The data:

>> START

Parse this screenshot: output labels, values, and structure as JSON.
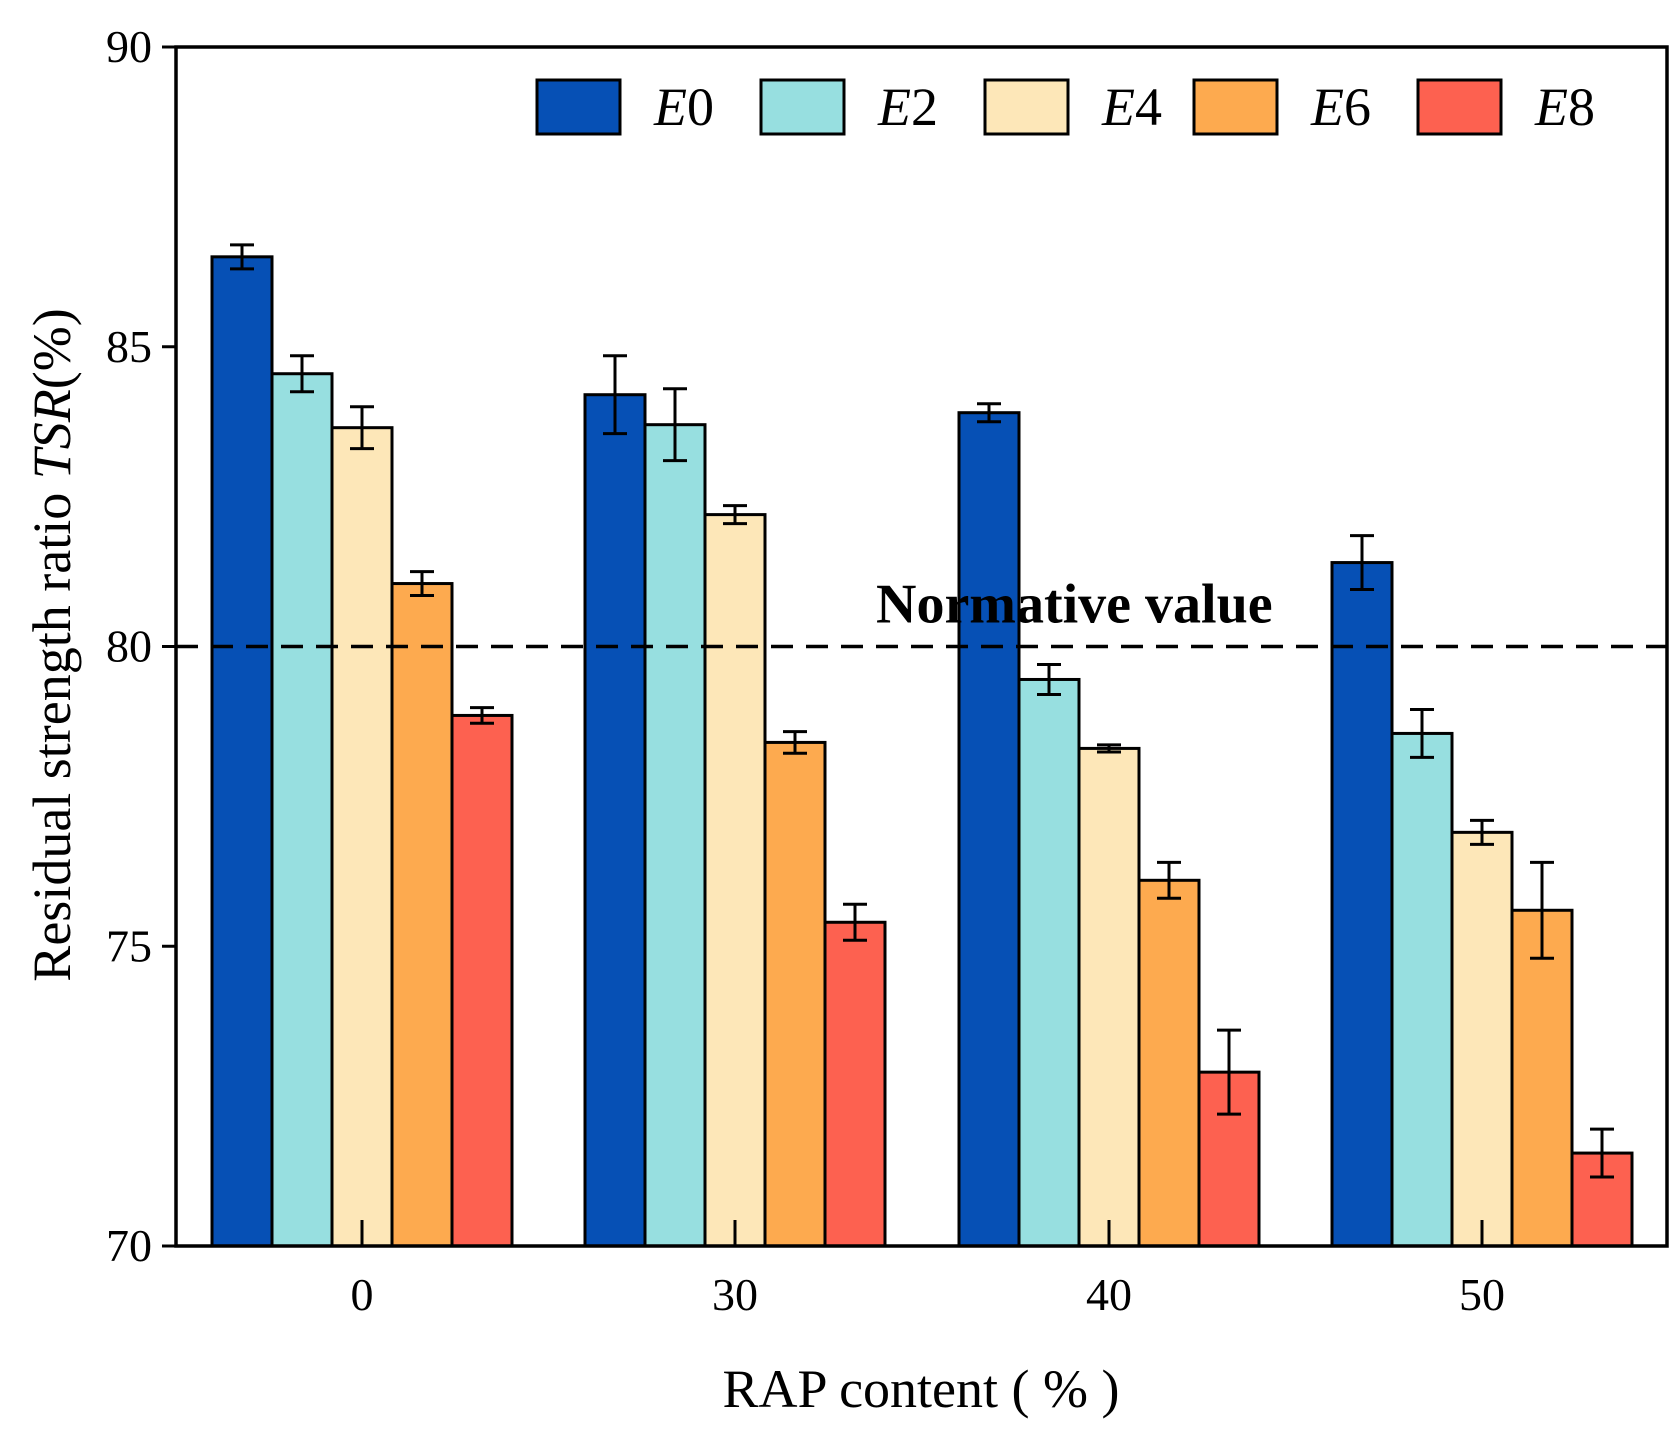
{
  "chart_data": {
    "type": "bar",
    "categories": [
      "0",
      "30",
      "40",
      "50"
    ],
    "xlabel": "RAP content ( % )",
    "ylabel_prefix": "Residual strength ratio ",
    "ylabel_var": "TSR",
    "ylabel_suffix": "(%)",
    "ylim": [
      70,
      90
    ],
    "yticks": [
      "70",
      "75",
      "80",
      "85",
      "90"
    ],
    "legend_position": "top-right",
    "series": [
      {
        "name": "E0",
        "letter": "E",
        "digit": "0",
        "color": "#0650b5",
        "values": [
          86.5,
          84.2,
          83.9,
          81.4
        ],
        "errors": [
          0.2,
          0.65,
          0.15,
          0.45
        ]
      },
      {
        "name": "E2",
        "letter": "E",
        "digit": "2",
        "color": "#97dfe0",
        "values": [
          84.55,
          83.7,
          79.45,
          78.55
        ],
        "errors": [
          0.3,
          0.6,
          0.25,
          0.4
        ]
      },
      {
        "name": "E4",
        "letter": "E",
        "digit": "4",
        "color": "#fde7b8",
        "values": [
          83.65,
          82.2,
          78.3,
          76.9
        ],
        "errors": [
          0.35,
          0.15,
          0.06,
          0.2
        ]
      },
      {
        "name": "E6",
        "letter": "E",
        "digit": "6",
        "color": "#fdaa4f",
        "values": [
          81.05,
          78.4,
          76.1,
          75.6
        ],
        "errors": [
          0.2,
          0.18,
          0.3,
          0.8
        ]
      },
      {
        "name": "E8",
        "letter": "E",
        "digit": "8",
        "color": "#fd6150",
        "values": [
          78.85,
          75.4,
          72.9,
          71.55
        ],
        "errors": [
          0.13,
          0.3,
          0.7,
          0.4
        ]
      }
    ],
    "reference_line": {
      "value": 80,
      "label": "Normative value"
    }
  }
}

>> END

Task brief: Check each line above for "color" and return the ones that have it.

Output below:
        "color": "#0650b5",
        "color": "#97dfe0",
        "color": "#fde7b8",
        "color": "#fdaa4f",
        "color": "#fd6150",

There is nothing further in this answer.